→ Do this
Copy each line of the records that holds the string "does".

Stored records:

= = = = =

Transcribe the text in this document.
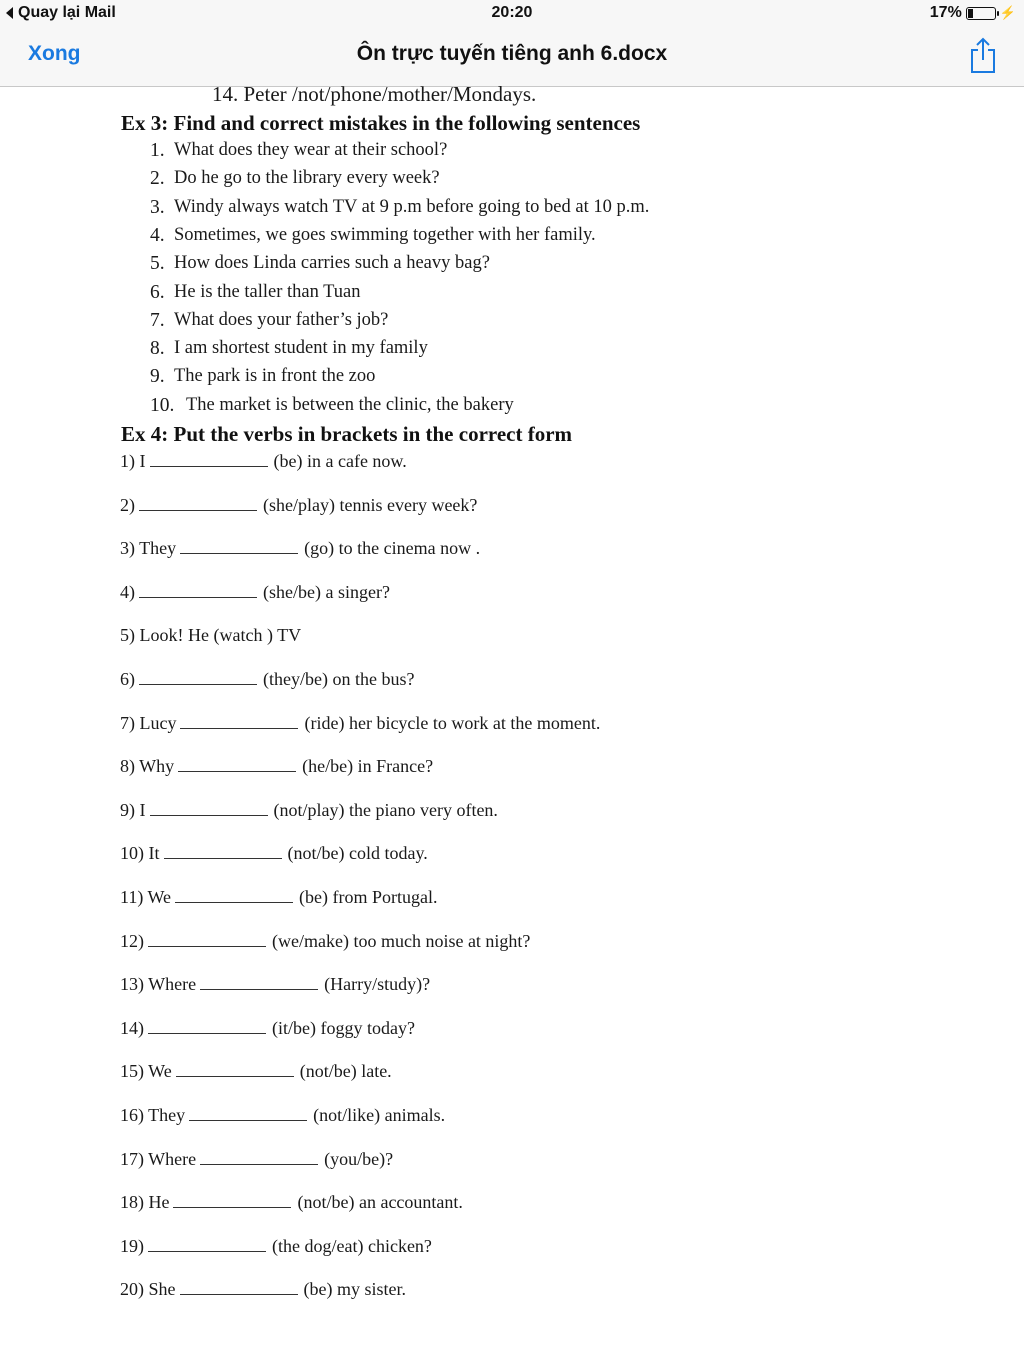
Quay lại Mail	20:20	17%	⚡
Xong	Ôn trực tuyến tiêng anh 6.docx
14. Peter /not/phone/mother/Mondays.
Ex 3: Find and correct mistakes in the following sentences
1. What does they wear at their school?
2. Do he go to the library every week?
3. Windy always watch TV at 9 p.m before going to bed at 10 p.m.
4. Sometimes, we goes swimming together with her family.
5. How does Linda carries such a heavy bag?
6. He is the taller than Tuan
7. What does your father’s job?
8. I am shortest student in my family
9. The park is in front the zoo
10. The market is between the clinic, the bakery
Ex 4: Put the verbs in brackets in the correct form
1) I	(be) in a cafe now.
2)	(she/play) tennis every week?
3) They	(go) to the cinema now .
4)	(she/be) a singer?
5) Look! He (watch ) TV
6)	(they/be) on the bus?
7) Lucy	(ride) her bicycle to work at the moment.
8) Why	(he/be) in France?
9) I	(not/play) the piano very often.
10) It	(not/be) cold today.
11) We	(be) from Portugal.
12)	(we/make) too much noise at night?
13) Where	(Harry/study)?
14)	(it/be) foggy today?
15) We	(not/be) late.
16) They	(not/like) animals.
17) Where	(you/be)?
18) He	(not/be) an accountant.
19)	(the dog/eat) chicken?
20) She	(be) my sister.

= = = = =

→ The output
1. What does they wear at their school?
5. How does Linda carries such a heavy bag?
7. What does your father’s job?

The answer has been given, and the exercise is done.